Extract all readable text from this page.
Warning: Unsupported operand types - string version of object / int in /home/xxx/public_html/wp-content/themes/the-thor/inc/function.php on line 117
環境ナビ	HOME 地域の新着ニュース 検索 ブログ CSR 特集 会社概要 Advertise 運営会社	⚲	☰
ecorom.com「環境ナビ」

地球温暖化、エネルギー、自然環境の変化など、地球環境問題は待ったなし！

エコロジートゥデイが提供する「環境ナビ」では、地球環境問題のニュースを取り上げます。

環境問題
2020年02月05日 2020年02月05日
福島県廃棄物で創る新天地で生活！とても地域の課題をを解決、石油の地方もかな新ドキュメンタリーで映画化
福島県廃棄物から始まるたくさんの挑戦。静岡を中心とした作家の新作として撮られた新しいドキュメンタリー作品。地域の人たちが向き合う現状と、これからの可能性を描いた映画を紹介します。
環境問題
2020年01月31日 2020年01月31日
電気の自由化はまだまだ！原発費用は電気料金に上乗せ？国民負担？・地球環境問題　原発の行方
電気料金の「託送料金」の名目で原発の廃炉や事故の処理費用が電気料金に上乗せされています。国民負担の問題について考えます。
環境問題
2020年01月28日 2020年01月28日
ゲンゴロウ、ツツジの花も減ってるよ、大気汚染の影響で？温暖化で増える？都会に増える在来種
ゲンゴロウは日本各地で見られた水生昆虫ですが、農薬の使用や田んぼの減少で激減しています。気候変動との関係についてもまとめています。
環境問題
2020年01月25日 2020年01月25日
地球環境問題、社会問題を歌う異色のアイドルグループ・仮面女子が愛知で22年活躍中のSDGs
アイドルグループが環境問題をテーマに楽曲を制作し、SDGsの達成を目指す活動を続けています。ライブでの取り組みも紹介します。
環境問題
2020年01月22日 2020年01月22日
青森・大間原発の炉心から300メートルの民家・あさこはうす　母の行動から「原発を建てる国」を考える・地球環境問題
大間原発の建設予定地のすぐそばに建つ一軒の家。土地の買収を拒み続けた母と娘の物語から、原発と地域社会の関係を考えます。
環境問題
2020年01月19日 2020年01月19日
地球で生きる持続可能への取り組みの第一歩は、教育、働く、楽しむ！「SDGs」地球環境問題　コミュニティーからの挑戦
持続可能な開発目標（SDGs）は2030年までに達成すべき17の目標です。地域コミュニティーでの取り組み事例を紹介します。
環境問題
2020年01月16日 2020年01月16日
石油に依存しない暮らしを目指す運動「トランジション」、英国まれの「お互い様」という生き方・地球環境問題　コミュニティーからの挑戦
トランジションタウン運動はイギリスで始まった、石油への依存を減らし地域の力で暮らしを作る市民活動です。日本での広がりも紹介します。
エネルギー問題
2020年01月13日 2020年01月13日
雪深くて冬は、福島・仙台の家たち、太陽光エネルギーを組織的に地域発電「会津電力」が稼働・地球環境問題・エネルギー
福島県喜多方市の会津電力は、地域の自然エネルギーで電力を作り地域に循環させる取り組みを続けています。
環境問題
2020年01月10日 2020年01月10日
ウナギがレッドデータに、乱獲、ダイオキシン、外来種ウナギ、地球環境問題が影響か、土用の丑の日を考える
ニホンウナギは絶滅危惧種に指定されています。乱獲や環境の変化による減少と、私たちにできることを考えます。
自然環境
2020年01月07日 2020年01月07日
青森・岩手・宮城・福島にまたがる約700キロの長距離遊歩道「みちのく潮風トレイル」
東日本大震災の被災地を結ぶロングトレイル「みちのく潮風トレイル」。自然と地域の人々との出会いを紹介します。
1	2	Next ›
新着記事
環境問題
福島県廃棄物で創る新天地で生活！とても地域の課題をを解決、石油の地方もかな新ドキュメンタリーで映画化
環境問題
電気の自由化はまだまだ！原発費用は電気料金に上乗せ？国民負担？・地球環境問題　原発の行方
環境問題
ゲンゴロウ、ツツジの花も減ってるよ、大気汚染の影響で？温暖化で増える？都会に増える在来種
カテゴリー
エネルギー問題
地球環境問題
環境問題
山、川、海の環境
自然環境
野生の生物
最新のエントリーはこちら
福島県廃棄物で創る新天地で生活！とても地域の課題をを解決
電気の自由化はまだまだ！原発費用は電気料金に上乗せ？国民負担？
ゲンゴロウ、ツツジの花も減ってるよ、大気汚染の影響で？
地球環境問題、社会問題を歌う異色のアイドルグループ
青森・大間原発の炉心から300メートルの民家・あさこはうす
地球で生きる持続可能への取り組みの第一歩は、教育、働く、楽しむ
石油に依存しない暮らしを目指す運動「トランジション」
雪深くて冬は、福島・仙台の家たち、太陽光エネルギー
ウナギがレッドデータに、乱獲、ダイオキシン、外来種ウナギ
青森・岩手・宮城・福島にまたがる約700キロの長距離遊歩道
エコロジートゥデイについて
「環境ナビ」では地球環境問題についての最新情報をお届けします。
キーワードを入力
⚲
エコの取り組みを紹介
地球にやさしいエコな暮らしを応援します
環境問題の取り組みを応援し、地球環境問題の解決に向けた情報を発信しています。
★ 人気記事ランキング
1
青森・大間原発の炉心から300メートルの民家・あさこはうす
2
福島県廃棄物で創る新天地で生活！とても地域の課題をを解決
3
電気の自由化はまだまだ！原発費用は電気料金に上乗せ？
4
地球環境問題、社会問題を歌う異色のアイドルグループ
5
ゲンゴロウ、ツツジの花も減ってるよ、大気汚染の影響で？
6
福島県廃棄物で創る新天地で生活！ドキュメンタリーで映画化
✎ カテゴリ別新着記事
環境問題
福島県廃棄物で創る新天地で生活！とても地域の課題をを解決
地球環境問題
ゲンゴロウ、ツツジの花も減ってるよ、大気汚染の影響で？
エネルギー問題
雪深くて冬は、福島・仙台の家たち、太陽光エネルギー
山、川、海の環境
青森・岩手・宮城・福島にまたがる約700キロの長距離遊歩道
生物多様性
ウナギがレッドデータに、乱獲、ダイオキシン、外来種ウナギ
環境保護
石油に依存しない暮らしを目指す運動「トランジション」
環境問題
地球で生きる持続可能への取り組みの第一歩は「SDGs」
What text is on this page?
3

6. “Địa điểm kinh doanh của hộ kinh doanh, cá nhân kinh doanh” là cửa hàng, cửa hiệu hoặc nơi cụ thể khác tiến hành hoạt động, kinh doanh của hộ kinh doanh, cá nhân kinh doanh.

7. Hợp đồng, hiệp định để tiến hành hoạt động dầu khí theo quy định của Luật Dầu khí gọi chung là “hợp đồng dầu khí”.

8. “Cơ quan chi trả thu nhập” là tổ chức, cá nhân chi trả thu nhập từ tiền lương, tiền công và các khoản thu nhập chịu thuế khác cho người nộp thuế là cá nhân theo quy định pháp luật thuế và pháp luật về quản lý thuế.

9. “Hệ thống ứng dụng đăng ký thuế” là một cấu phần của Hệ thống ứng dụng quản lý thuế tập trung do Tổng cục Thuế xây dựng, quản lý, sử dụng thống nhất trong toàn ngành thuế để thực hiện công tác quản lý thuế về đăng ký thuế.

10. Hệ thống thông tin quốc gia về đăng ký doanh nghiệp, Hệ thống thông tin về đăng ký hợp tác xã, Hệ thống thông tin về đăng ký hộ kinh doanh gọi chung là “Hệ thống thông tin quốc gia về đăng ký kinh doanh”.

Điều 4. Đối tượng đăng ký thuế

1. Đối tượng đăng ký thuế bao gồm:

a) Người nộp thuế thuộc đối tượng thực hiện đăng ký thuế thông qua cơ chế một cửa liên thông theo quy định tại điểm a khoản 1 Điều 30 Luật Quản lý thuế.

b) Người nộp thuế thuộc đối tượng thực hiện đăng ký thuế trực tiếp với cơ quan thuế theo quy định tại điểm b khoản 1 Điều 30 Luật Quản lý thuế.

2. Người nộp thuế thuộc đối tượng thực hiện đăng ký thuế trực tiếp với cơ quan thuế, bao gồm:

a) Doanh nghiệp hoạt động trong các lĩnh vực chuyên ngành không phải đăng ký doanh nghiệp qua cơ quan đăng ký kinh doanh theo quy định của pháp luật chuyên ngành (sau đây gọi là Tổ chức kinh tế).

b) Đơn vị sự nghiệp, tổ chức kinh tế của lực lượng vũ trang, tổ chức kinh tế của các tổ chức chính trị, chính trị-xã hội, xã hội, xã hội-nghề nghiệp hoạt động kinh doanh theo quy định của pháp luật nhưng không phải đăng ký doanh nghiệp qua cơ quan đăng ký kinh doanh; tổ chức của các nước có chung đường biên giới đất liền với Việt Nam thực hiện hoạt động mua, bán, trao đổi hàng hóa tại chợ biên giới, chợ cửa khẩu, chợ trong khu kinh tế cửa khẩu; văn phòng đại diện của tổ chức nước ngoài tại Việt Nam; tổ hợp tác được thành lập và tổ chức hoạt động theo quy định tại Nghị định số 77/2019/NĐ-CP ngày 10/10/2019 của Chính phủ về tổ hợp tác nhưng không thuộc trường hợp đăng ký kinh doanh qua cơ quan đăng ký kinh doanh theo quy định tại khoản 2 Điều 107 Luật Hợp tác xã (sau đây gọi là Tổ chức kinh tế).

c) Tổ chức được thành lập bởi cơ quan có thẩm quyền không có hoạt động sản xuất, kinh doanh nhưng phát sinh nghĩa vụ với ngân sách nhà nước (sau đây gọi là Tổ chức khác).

···

§ **WHAT YOU HAVE TO DO**:
Scan the listing above. Collect all lines with the word "thống".

§ **THE REPLY**:
9. “Hệ thống ứng dụng đăng ký thuế” là một cấu phần của Hệ thống ứng dụng quản lý thuế tập trung do Tổng cục Thuế xây dựng, quản lý, sử dụng thống nhất trong toàn ngành thuế để thực hiện công tác quản lý thuế về đăng ký thuế.
10. Hệ thống thông tin quốc gia về đăng ký doanh nghiệp, Hệ thống thông tin về đăng ký hợp tác xã, Hệ thống thông tin về đăng ký hộ kinh doanh gọi chung là “Hệ thống thông tin quốc gia về đăng ký kinh doanh”.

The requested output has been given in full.